_TASK REQUIREMENTS_. Write out the whole listing exactly as it stands.

_INFORMATION SHOWN_.

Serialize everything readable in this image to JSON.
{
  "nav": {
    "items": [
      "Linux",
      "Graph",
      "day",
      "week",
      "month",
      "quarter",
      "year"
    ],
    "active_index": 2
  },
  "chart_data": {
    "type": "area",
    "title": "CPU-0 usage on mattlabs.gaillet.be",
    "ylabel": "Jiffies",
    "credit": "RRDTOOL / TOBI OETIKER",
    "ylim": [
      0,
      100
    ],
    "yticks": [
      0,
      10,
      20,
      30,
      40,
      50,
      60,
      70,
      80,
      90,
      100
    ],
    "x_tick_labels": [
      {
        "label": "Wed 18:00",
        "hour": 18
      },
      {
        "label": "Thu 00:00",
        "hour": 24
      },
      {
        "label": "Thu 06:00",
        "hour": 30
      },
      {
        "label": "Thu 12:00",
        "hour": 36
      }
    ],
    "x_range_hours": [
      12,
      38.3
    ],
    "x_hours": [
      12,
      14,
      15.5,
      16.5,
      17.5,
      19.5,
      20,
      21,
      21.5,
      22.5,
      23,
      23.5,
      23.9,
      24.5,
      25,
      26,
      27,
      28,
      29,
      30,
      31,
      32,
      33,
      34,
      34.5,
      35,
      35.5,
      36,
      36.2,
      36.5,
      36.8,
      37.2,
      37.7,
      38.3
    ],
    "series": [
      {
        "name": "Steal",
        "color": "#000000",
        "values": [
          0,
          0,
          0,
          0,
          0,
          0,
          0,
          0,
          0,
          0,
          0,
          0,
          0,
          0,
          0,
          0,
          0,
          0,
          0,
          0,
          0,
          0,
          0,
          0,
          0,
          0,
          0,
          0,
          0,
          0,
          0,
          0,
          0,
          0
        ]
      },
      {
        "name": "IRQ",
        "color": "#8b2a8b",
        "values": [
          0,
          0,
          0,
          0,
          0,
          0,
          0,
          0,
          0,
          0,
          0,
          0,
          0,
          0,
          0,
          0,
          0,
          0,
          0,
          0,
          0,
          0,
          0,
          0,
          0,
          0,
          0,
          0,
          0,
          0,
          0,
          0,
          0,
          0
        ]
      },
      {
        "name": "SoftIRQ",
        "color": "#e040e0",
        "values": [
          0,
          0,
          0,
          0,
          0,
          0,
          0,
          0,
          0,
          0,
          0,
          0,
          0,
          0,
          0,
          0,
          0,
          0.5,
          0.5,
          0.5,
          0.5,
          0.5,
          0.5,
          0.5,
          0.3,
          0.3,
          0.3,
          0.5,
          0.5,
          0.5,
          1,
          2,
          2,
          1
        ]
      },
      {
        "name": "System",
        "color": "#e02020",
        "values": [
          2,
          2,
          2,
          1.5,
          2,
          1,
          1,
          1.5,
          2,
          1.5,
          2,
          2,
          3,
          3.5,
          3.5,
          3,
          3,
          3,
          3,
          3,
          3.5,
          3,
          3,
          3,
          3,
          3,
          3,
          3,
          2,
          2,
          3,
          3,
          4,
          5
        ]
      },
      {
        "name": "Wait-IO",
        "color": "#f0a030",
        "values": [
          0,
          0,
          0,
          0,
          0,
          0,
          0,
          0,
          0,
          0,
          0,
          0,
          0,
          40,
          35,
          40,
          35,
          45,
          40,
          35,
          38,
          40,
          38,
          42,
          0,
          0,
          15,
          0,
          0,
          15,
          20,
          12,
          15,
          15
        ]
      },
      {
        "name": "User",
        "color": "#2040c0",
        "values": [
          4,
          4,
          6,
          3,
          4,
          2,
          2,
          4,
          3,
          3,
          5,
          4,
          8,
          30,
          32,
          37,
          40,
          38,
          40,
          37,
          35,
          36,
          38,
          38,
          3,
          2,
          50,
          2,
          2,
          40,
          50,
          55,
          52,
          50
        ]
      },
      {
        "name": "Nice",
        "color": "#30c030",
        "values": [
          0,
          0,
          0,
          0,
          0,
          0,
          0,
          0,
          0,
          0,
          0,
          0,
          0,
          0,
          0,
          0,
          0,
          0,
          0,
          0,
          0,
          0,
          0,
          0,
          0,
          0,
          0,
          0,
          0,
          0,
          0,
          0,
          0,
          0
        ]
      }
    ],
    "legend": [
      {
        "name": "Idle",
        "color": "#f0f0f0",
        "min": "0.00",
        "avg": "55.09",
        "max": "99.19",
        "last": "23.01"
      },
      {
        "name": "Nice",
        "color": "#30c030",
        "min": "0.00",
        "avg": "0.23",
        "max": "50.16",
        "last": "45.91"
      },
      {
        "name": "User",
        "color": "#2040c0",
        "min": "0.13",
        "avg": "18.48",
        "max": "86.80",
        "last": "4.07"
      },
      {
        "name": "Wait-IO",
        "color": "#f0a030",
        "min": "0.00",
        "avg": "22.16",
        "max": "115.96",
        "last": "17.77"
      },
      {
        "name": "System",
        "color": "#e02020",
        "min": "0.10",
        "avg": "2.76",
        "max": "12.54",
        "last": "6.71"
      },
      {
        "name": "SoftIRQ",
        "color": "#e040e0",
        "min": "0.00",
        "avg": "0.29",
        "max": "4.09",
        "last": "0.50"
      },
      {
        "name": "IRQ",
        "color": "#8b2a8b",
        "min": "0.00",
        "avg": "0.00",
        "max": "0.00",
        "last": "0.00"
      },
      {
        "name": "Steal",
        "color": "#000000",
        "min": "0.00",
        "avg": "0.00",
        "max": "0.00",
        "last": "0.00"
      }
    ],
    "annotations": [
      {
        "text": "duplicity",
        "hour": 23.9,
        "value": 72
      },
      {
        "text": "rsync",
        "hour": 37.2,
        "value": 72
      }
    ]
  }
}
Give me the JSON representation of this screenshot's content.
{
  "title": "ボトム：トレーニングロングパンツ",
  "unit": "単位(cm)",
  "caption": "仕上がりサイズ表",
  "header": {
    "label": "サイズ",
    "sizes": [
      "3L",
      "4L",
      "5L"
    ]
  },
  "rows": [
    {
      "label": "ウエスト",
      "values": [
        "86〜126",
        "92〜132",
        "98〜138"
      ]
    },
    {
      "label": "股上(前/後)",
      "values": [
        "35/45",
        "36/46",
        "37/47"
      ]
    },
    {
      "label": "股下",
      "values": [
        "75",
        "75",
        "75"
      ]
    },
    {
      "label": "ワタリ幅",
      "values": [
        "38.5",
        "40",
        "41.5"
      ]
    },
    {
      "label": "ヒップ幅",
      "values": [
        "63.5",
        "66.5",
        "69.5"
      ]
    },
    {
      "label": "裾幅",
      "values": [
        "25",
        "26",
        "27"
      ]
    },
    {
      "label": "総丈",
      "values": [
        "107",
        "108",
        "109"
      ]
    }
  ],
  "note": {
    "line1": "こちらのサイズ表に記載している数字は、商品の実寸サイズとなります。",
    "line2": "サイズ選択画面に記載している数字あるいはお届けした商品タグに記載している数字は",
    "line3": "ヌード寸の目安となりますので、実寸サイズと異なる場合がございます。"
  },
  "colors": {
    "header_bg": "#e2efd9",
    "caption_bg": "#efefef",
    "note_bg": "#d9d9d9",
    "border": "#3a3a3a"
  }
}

_TASK SOLUTION_.
Serialize everything readable in this image to JSON.
{
  "nav": {
    "items": [
      "Linux",
      "Graph",
      "day",
      "week",
      "month",
      "quarter",
      "year"
    ],
    "active_index": 2
  },
  "chart_data": {
    "type": "area",
    "title": "CPU-0 usage on mattlabs.gaillet.be",
    "ylabel": "Jiffies",
    "credit": "RRDTOOL / TOBI OETIKER",
    "ylim": [
      0,
      100
    ],
    "yticks": [
      0,
      10,
      20,
      30,
      40,
      50,
      60,
      70,
      80,
      90,
      100
    ],
    "x_tick_labels": [
      {
        "label": "Wed 18:00",
        "hour": 18
      },
      {
        "label": "Thu 00:00",
        "hour": 24
      },
      {
        "label": "Thu 06:00",
        "hour": 30
      },
      {
        "label": "Thu 12:00",
        "hour": 36
      }
    ],
    "x_range_hours": [
      12,
      38.3
    ],
    "x_hours": [
      12,
      14,
      15.5,
      16.5,
      17.5,
      19.5,
      20,
      21,
      21.5,
      22.5,
      23,
      23.5,
      23.9,
      24.5,
      25,
      26,
      27,
      28,
      29,
      30,
      31,
      32,
      33,
      34,
      34.5,
      35,
      35.5,
      36,
      36.2,
      36.5,
      36.8,
      37.2,
      37.7,
      38.3
    ],
    "series": [
      {
        "name": "Steal",
        "color": "#000000",
        "values": [
          0,
          0,
          0,
          0,
          0,
          0,
          0,
          0,
          0,
          0,
          0,
          0,
          0,
          0,
          0,
          0,
          0,
          0,
          0,
          0,
          0,
          0,
          0,
          0,
          0,
          0,
          0,
          0,
          0,
          0,
          0,
          0,
          0,
          0
        ]
      },
      {
        "name": "IRQ",
        "color": "#8b2a8b",
        "values": [
          0,
          0,
          0,
          0,
          0,
          0,
          0,
          0,
          0,
          0,
          0,
          0,
          0,
          0,
          0,
          0,
          0,
          0,
          0,
          0,
          0,
          0,
          0,
          0,
          0,
          0,
          0,
          0,
          0,
          0,
          0,
          0,
          0,
          0
        ]
      },
      {
        "name": "SoftIRQ",
        "color": "#e040e0",
        "values": [
          0,
          0,
          0,
          0,
          0,
          0,
          0,
          0,
          0,
          0,
          0,
          0,
          0,
          0,
          0,
          0,
          0,
          0.5,
          0.5,
          0.5,
          0.5,
          0.5,
          0.5,
          0.5,
          0.3,
          0.3,
          0.3,
          0.5,
          0.5,
          0.5,
          1,
          2,
          2,
          1
        ]
      },
      {
        "name": "System",
        "color": "#e02020",
        "values": [
          2,
          2,
          2,
          1.5,
          2,
          1,
          1,
          1.5,
          2,
          1.5,
          2,
          2,
          3,
          3.5,
          3.5,
          3,
          3,
          3,
          3,
          3,
          3.5,
          3,
          3,
          3,
          3,
          3,
          3,
          3,
          2,
          2,
          3,
          3,
          4,
          5
        ]
      },
      {
        "name": "Wait-IO",
        "color": "#f0a030",
        "values": [
          0,
          0,
          0,
          0,
          0,
          0,
          0,
          0,
          0,
          0,
          0,
          0,
          0,
          40,
          35,
          40,
          35,
          45,
          40,
          35,
          38,
          40,
          38,
          42,
          0,
          0,
          15,
          0,
          0,
          15,
          20,
          12,
          15,
          15
        ]
      },
      {
        "name": "User",
        "color": "#2040c0",
        "values": [
          4,
          4,
          6,
          3,
          4,
          2,
          2,
          4,
          3,
          3,
          5,
          4,
          8,
          30,
          32,
          37,
          40,
          38,
          40,
          37,
          35,
          36,
          38,
          38,
          3,
          2,
          50,
          2,
          2,
          40,
          50,
          55,
          52,
          50
        ]
      },
      {
        "name": "Nice",
        "color": "#30c030",
        "values": [
          0,
          0,
          0,
          0,
          0,
          0,
          0,
          0,
          0,
          0,
          0,
          0,
          0,
          0,
          0,
          0,
          0,
          0,
          0,
          0,
          0,
          0,
          0,
          0,
          0,
          0,
          0,
          0,
          0,
          0,
          0,
          0,
          0,
          0
        ]
      }
    ],
    "legend": [
      {
        "name": "Idle",
        "color": "#f0f0f0",
        "min": "0.00",
        "avg": "55.09",
        "max": "99.19",
        "last": "23.01"
      },
      {
        "name": "Nice",
        "color": "#30c030",
        "min": "0.00",
        "avg": "0.23",
        "max": "50.16",
        "last": "45.91"
      },
      {
        "name": "User",
        "color": "#2040c0",
        "min": "0.13",
        "avg": "18.48",
        "max": "86.80",
        "last": "4.07"
      },
      {
        "name": "Wait-IO",
        "color": "#f0a030",
        "min": "0.00",
        "avg": "22.16",
        "max": "115.96",
        "last": "17.77"
      },
      {
        "name": "System",
        "color": "#e02020",
        "min": "0.10",
        "avg": "2.76",
        "max": "12.54",
        "last": "6.71"
      },
      {
        "name": "SoftIRQ",
        "color": "#e040e0",
        "min": "0.00",
        "avg": "0.29",
        "max": "4.09",
        "last": "0.50"
      },
      {
        "name": "IRQ",
        "color": "#8b2a8b",
        "min": "0.00",
        "avg": "0.00",
        "max": "0.00",
        "last": "0.00"
      },
      {
        "name": "Steal",
        "color": "#000000",
        "min": "0.00",
        "avg": "0.00",
        "max": "0.00",
        "last": "0.00"
      }
    ],
    "annotations": [
      {
        "text": "duplicity",
        "hour": 23.9,
        "value": 72
      },
      {
        "text": "rsync",
        "hour": 37.2,
        "value": 72
      }
    ]
  }
}
Give me the JSON representation of this screenshot's content.
{
  "title": "ボトム：トレーニングロングパンツ",
  "unit": "単位(cm)",
  "caption": "仕上がりサイズ表",
  "header": {
    "label": "サイズ",
    "sizes": [
      "3L",
      "4L",
      "5L"
    ]
  },
  "rows": [
    {
      "label": "ウエスト",
      "values": [
        "86〜126",
        "92〜132",
        "98〜138"
      ]
    },
    {
      "label": "股上(前/後)",
      "values": [
        "35/45",
        "36/46",
        "37/47"
      ]
    },
    {
      "label": "股下",
      "values": [
        "75",
        "75",
        "75"
      ]
    },
    {
      "label": "ワタリ幅",
      "values": [
        "38.5",
        "40",
        "41.5"
      ]
    },
    {
      "label": "ヒップ幅",
      "values": [
        "63.5",
        "66.5",
        "69.5"
      ]
    },
    {
      "label": "裾幅",
      "values": [
        "25",
        "26",
        "27"
      ]
    },
    {
      "label": "総丈",
      "values": [
        "107",
        "108",
        "109"
      ]
    }
  ],
  "note": {
    "line1": "こちらのサイズ表に記載している数字は、商品の実寸サイズとなります。",
    "line2": "サイズ選択画面に記載している数字あるいはお届けした商品タグに記載している数字は",
    "line3": "ヌード寸の目安となりますので、実寸サイズと異なる場合がございます。"
  },
  "colors": {
    "header_bg": "#e2efd9",
    "caption_bg": "#efefef",
    "note_bg": "#d9d9d9",
    "border": "#3a3a3a"
  }
}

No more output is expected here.